INSTRUCTIONS FOR THE TASK: Your task is to output the entries below word for word.

MATERIAL:
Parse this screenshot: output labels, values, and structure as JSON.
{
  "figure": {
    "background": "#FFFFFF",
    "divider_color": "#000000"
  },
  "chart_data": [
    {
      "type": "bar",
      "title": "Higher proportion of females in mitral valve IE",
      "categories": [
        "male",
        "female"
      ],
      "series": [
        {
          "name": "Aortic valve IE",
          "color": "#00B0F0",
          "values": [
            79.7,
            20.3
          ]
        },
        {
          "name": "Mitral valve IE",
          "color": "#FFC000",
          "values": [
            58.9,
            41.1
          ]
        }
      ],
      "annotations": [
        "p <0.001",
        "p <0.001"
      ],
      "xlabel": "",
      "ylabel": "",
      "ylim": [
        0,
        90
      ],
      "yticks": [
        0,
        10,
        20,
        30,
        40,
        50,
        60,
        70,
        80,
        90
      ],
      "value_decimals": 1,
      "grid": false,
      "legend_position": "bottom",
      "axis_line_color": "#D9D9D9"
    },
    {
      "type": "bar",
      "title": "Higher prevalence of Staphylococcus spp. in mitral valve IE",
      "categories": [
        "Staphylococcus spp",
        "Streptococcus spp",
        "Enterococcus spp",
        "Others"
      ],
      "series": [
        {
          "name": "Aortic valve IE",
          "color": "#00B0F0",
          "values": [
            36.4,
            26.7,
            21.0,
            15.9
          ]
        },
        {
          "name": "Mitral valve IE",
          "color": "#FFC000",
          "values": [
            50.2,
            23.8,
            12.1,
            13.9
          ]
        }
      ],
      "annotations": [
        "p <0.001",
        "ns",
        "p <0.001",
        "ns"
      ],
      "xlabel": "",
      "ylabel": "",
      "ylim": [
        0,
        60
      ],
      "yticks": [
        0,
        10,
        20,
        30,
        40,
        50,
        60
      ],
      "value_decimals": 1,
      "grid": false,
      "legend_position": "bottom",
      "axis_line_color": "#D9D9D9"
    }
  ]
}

REPLY TO THE EXERCISE:
Parse this screenshot: output labels, values, and structure as JSON.
{
  "figure": {
    "background": "#FFFFFF",
    "divider_color": "#000000"
  },
  "chart_data": [
    {
      "type": "bar",
      "title": "Higher proportion of females in mitral valve IE",
      "categories": [
        "male",
        "female"
      ],
      "series": [
        {
          "name": "Aortic valve IE",
          "color": "#00B0F0",
          "values": [
            79.7,
            20.3
          ]
        },
        {
          "name": "Mitral valve IE",
          "color": "#FFC000",
          "values": [
            58.9,
            41.1
          ]
        }
      ],
      "annotations": [
        "p <0.001",
        "p <0.001"
      ],
      "xlabel": "",
      "ylabel": "",
      "ylim": [
        0,
        90
      ],
      "yticks": [
        0,
        10,
        20,
        30,
        40,
        50,
        60,
        70,
        80,
        90
      ],
      "value_decimals": 1,
      "grid": false,
      "legend_position": "bottom",
      "axis_line_color": "#D9D9D9"
    },
    {
      "type": "bar",
      "title": "Higher prevalence of Staphylococcus spp. in mitral valve IE",
      "categories": [
        "Staphylococcus spp",
        "Streptococcus spp",
        "Enterococcus spp",
        "Others"
      ],
      "series": [
        {
          "name": "Aortic valve IE",
          "color": "#00B0F0",
          "values": [
            36.4,
            26.7,
            21.0,
            15.9
          ]
        },
        {
          "name": "Mitral valve IE",
          "color": "#FFC000",
          "values": [
            50.2,
            23.8,
            12.1,
            13.9
          ]
        }
      ],
      "annotations": [
        "p <0.001",
        "ns",
        "p <0.001",
        "ns"
      ],
      "xlabel": "",
      "ylabel": "",
      "ylim": [
        0,
        60
      ],
      "yticks": [
        0,
        10,
        20,
        30,
        40,
        50,
        60
      ],
      "value_decimals": 1,
      "grid": false,
      "legend_position": "bottom",
      "axis_line_color": "#D9D9D9"
    }
  ]
}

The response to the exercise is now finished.